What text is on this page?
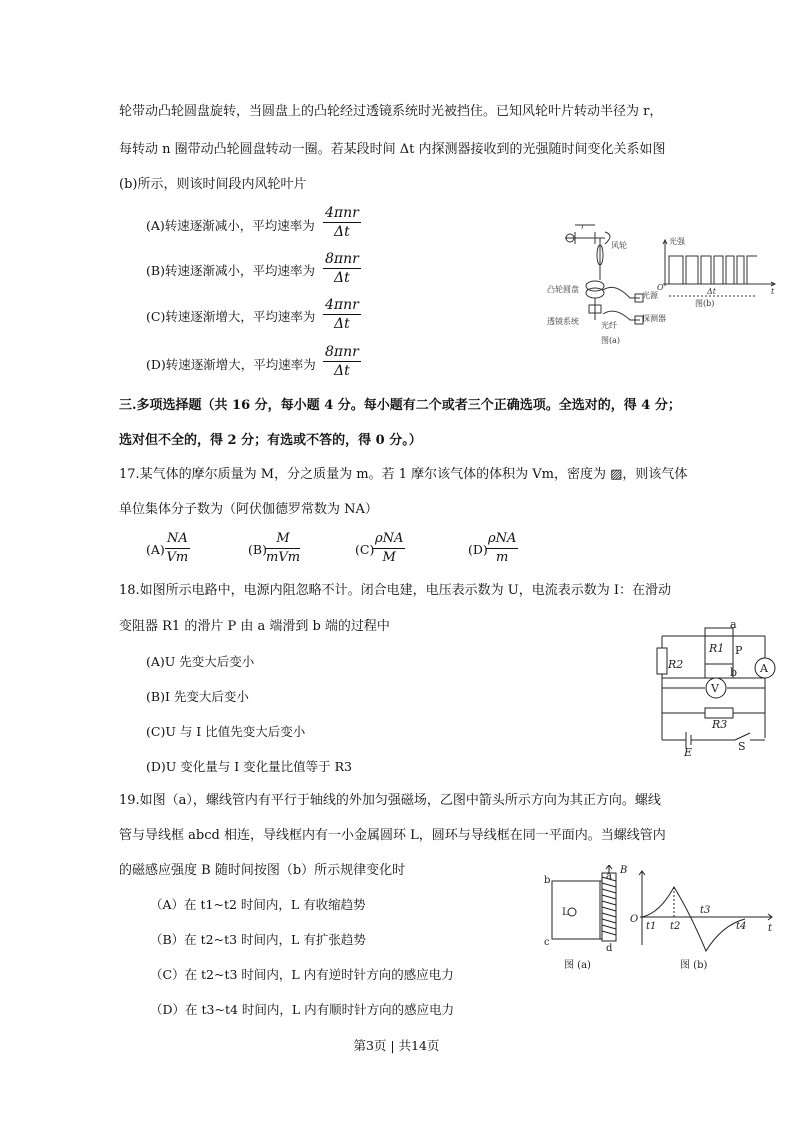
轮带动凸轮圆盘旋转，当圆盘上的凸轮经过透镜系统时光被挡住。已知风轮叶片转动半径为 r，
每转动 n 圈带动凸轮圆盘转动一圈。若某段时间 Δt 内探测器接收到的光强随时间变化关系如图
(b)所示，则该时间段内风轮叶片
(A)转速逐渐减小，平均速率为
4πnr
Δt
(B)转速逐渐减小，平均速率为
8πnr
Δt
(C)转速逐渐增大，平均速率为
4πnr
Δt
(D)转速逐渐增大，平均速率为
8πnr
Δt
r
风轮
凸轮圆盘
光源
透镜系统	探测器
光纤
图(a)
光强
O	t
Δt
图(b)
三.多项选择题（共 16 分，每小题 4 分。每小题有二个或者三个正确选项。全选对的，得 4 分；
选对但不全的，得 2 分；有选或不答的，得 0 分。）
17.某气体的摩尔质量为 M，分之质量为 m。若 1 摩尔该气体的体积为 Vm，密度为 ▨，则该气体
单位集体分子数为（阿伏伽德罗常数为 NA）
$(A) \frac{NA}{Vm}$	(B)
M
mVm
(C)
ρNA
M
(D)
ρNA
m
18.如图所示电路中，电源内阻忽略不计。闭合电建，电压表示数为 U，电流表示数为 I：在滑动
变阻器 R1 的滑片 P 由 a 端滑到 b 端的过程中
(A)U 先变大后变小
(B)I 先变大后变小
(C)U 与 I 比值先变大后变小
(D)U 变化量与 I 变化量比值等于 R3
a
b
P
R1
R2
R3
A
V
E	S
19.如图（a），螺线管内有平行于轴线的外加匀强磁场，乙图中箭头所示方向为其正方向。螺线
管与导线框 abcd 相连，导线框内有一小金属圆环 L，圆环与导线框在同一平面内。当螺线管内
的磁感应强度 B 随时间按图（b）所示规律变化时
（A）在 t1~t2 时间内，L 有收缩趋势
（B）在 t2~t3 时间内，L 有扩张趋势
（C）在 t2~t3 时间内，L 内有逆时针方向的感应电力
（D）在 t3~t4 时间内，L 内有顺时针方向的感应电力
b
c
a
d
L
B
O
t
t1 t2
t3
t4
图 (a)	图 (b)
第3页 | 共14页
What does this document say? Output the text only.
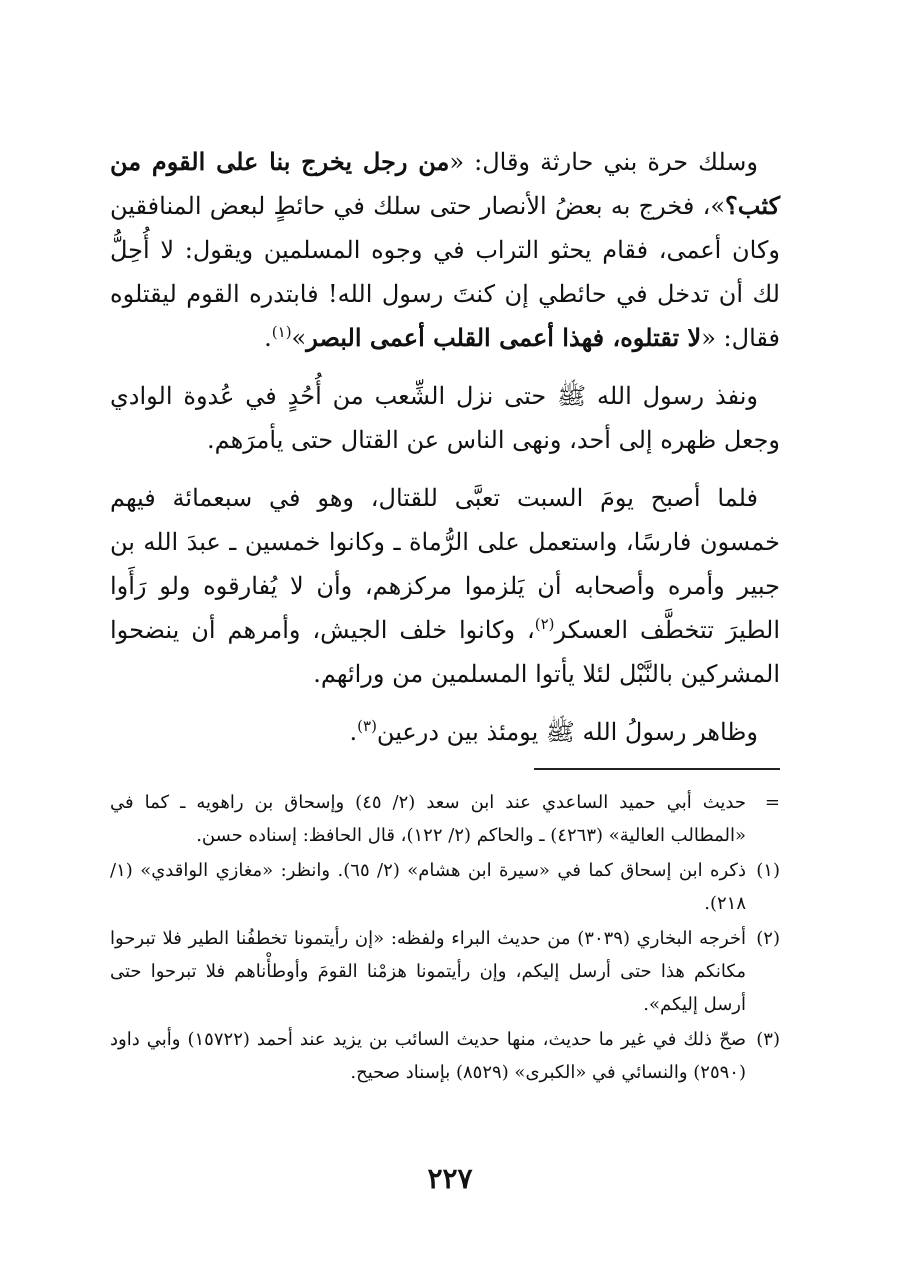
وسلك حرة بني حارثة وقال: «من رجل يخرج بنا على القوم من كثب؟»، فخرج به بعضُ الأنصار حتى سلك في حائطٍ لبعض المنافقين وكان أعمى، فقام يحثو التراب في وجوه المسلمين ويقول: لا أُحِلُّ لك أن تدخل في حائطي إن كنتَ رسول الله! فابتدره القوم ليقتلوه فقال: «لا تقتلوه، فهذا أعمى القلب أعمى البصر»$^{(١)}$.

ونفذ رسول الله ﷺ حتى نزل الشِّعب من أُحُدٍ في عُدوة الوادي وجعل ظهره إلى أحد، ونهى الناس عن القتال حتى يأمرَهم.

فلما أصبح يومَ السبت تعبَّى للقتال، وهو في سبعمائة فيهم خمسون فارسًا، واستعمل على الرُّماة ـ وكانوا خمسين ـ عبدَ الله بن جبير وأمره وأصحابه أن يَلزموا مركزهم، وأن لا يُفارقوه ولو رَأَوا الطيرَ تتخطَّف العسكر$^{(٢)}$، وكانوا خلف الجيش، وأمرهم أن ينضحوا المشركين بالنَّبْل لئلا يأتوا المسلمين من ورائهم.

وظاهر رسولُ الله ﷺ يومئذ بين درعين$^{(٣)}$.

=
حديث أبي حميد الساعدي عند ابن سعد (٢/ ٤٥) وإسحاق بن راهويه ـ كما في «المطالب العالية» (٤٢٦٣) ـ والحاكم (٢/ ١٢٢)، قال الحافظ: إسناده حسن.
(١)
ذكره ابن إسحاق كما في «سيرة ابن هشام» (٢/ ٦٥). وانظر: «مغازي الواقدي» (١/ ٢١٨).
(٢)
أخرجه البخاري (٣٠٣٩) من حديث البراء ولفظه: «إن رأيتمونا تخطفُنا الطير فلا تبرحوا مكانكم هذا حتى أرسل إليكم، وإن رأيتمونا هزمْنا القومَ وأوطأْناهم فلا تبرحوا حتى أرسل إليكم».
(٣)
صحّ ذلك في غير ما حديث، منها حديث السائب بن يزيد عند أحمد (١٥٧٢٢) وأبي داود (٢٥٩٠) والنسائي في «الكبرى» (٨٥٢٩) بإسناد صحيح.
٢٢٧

# # #

• Brief: Write the records above out again exactly, with no pictures in your copy.

• Expected answer:
What text is on this page?
轮带动凸轮圆盘旋转，当圆盘上的凸轮经过透镜系统时光被挡住。已知风轮叶片转动半径为 r，
每转动 n 圈带动凸轮圆盘转动一圈。若某段时间 Δt 内探测器接收到的光强随时间变化关系如图
(b)所示，则该时间段内风轮叶片
(A)转速逐渐减小，平均速率为
4πnr
Δt
(B)转速逐渐减小，平均速率为
8πnr
Δt
(C)转速逐渐增大，平均速率为
4πnr
Δt
(D)转速逐渐增大，平均速率为
8πnr
Δt
r
风轮
凸轮圆盘
光源
透镜系统	探测器
光纤
图(a)
光强
O	t
Δt
图(b)
三.多项选择题（共 16 分，每小题 4 分。每小题有二个或者三个正确选项。全选对的，得 4 分；
选对但不全的，得 2 分；有选或不答的，得 0 分。）
17.某气体的摩尔质量为 M，分之质量为 m。若 1 摩尔该气体的体积为 Vm，密度为 ▨，则该气体
单位集体分子数为（阿伏伽德罗常数为 NA）
$(A) \frac{NA}{Vm}$	(B)
M
mVm
(C)
ρNA
M
(D)
ρNA
m
18.如图所示电路中，电源内阻忽略不计。闭合电建，电压表示数为 U，电流表示数为 I：在滑动
变阻器 R1 的滑片 P 由 a 端滑到 b 端的过程中
(A)U 先变大后变小
(B)I 先变大后变小
(C)U 与 I 比值先变大后变小
(D)U 变化量与 I 变化量比值等于 R3
a
b
P
R1
R2
R3
A
V
E	S
19.如图（a），螺线管内有平行于轴线的外加匀强磁场，乙图中箭头所示方向为其正方向。螺线
管与导线框 abcd 相连，导线框内有一小金属圆环 L，圆环与导线框在同一平面内。当螺线管内
的磁感应强度 B 随时间按图（b）所示规律变化时
（A）在 t1~t2 时间内，L 有收缩趋势
（B）在 t2~t3 时间内，L 有扩张趋势
（C）在 t2~t3 时间内，L 内有逆时针方向的感应电力
（D）在 t3~t4 时间内，L 内有顺时针方向的感应电力
b
c
a
d
L
B
O
t
t1 t2
t3
t4
图 (a)	图 (b)
第3页 | 共14页
What does this document say? Output the text only.
وسلك حرة بني حارثة وقال: «من رجل يخرج بنا على القوم من كثب؟»، فخرج به بعضُ الأنصار حتى سلك في حائطٍ لبعض المنافقين وكان أعمى، فقام يحثو التراب في وجوه المسلمين ويقول: لا أُحِلُّ لك أن تدخل في حائطي إن كنتَ رسول الله! فابتدره القوم ليقتلوه فقال: «لا تقتلوه، فهذا أعمى القلب أعمى البصر»$^{(١)}$.

ونفذ رسول الله ﷺ حتى نزل الشِّعب من أُحُدٍ في عُدوة الوادي وجعل ظهره إلى أحد، ونهى الناس عن القتال حتى يأمرَهم.

فلما أصبح يومَ السبت تعبَّى للقتال، وهو في سبعمائة فيهم خمسون فارسًا، واستعمل على الرُّماة ـ وكانوا خمسين ـ عبدَ الله بن جبير وأمره وأصحابه أن يَلزموا مركزهم، وأن لا يُفارقوه ولو رَأَوا الطيرَ تتخطَّف العسكر$^{(٢)}$، وكانوا خلف الجيش، وأمرهم أن ينضحوا المشركين بالنَّبْل لئلا يأتوا المسلمين من ورائهم.

وظاهر رسولُ الله ﷺ يومئذ بين درعين$^{(٣)}$.

=
حديث أبي حميد الساعدي عند ابن سعد (٢/ ٤٥) وإسحاق بن راهويه ـ كما في «المطالب العالية» (٤٢٦٣) ـ والحاكم (٢/ ١٢٢)، قال الحافظ: إسناده حسن.
(١)
ذكره ابن إسحاق كما في «سيرة ابن هشام» (٢/ ٦٥). وانظر: «مغازي الواقدي» (١/ ٢١٨).
(٢)
أخرجه البخاري (٣٠٣٩) من حديث البراء ولفظه: «إن رأيتمونا تخطفُنا الطير فلا تبرحوا مكانكم هذا حتى أرسل إليكم، وإن رأيتمونا هزمْنا القومَ وأوطأْناهم فلا تبرحوا حتى أرسل إليكم».
(٣)
صحّ ذلك في غير ما حديث، منها حديث السائب بن يزيد عند أحمد (١٥٧٢٢) وأبي داود (٢٥٩٠) والنسائي في «الكبرى» (٨٥٢٩) بإسناد صحيح.
٢٢٧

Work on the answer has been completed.